▸ **PROBLEM DETAILS**:
Pick out all lines with the word "Слинько" from the records that follow.

----- INPUT DATA -----

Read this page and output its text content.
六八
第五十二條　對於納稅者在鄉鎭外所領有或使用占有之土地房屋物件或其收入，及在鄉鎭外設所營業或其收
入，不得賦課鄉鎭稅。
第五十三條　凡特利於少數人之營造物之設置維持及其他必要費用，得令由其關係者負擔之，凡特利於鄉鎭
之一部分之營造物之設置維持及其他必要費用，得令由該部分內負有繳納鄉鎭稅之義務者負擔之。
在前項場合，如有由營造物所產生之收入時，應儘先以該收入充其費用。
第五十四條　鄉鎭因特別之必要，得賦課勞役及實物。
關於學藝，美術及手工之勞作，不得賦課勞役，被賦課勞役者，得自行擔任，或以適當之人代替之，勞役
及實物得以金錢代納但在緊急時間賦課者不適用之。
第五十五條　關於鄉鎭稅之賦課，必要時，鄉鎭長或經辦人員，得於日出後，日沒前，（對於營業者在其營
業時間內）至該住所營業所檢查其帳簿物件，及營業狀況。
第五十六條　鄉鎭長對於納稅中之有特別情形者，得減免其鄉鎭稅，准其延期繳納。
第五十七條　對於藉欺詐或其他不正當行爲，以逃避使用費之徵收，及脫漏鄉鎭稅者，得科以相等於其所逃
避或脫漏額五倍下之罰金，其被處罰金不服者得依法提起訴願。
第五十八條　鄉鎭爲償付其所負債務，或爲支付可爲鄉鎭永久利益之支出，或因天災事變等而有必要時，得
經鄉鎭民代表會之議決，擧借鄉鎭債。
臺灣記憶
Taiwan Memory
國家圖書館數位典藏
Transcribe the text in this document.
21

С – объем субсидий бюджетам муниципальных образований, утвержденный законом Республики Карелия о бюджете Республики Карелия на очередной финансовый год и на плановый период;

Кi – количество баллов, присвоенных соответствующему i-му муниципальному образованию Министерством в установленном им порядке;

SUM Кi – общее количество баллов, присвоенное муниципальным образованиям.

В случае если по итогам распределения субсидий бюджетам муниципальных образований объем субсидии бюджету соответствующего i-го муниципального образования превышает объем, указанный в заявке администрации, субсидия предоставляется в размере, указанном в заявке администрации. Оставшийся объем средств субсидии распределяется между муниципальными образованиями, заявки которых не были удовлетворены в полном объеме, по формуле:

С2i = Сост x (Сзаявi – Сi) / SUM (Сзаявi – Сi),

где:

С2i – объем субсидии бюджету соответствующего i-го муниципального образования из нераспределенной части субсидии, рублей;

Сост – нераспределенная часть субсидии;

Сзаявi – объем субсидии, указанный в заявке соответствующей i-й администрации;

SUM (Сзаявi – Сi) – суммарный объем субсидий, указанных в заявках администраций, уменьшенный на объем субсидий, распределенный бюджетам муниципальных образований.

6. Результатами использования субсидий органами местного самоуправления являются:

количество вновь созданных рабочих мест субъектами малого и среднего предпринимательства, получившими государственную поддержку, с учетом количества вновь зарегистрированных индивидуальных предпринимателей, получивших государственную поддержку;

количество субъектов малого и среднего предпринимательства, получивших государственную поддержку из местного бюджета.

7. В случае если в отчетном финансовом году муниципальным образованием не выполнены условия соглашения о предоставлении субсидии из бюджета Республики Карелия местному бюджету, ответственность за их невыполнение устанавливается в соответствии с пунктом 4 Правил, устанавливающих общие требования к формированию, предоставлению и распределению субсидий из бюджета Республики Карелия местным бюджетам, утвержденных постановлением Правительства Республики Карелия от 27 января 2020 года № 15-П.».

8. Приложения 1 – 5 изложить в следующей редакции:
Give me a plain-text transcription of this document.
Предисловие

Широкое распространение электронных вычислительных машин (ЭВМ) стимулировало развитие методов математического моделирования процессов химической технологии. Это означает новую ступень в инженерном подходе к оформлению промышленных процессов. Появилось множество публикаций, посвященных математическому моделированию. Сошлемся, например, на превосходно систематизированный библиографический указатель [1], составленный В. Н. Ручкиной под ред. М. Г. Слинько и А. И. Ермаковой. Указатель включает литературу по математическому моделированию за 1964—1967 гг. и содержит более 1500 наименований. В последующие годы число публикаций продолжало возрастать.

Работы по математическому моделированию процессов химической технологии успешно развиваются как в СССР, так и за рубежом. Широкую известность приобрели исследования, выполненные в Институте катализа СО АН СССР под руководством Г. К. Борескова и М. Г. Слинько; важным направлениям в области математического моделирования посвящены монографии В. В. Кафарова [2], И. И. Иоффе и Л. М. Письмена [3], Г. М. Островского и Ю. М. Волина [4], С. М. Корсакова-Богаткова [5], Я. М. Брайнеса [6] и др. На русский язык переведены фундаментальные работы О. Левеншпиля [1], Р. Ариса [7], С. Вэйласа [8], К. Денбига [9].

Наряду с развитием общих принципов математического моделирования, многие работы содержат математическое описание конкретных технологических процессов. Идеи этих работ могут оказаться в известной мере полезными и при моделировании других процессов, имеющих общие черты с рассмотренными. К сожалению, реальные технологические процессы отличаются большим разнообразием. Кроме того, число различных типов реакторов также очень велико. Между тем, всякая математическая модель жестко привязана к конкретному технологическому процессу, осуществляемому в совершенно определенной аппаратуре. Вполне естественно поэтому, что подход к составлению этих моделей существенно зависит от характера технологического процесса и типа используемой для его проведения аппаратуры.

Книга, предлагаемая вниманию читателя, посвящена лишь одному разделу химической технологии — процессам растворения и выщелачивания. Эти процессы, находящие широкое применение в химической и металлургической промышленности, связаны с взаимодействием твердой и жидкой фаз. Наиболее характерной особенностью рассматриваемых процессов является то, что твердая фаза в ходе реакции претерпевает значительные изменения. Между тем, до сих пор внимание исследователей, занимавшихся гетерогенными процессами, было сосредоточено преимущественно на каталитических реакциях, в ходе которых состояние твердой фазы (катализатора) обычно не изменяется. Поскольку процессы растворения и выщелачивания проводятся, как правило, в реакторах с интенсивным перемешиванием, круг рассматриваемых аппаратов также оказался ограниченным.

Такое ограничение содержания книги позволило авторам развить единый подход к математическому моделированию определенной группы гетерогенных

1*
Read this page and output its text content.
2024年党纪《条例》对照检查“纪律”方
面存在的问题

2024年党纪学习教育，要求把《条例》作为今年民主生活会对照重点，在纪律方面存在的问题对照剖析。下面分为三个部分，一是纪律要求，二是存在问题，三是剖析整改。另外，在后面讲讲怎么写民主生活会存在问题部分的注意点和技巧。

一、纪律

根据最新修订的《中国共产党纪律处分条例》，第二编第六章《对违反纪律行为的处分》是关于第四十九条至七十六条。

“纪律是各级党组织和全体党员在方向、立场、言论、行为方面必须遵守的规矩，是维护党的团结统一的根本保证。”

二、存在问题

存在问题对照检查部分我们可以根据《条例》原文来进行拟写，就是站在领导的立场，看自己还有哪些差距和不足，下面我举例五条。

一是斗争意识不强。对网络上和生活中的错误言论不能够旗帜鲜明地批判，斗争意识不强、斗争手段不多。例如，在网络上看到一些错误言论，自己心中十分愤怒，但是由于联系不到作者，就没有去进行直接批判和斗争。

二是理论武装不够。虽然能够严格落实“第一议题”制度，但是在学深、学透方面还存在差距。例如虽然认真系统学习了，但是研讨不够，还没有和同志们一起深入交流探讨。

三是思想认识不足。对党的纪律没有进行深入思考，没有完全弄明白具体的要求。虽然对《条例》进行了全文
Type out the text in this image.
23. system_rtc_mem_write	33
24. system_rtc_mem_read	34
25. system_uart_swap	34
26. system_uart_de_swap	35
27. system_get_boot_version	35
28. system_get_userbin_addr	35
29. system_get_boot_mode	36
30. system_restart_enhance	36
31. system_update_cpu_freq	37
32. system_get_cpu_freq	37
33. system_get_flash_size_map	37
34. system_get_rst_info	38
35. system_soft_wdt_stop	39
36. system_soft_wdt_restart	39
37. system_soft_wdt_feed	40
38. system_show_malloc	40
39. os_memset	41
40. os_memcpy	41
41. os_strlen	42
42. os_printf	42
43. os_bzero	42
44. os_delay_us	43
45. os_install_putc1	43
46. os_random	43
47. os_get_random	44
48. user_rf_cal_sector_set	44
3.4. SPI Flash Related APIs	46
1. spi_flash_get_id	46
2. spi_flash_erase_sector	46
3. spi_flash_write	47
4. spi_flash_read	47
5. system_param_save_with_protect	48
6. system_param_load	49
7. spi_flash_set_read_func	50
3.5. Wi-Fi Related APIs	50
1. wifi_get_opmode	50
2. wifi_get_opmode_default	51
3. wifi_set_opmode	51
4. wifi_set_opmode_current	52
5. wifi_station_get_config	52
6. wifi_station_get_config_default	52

-----

▸ **OUTPUT OF THE TASK**:
Широкое распространение электронных вычислительных машин (ЭВМ) стимулировало развитие методов математического моделирования процессов химической технологии. Это означает новую ступень в инженерном подходе к оформлению промышленных процессов. Появилось множество публикаций, посвященных математическому моделированию. Сошлемся, например, на превосходно систематизированный библиографический указатель [1], составленный В. Н. Ручкиной под ред. М. Г. Слинько и А. И. Ермаковой. Указатель включает литературу по математическому моделированию за 1964—1967 гг. и содержит более 1500 наименований. В последующие годы число публикаций продолжало возрастать.
Работы по математическому моделированию процессов химической технологии успешно развиваются как в СССР, так и за рубежом. Широкую известность приобрели исследования, выполненные в Институте катализа СО АН СССР под руководством Г. К. Борескова и М. Г. Слинько; важным направлениям в области математического моделирования посвящены монографии В. В. Кафарова [2], И. И. Иоффе и Л. М. Письмена [3], Г. М. Островского и Ю. М. Волина [4], С. М. Корсакова-Богаткова [5], Я. М. Брайнеса [6] и др. На русский язык переведены фундаментальные работы О. Левеншпиля [1], Р. Ариса [7], С. Вэйласа [8], К. Денбига [9].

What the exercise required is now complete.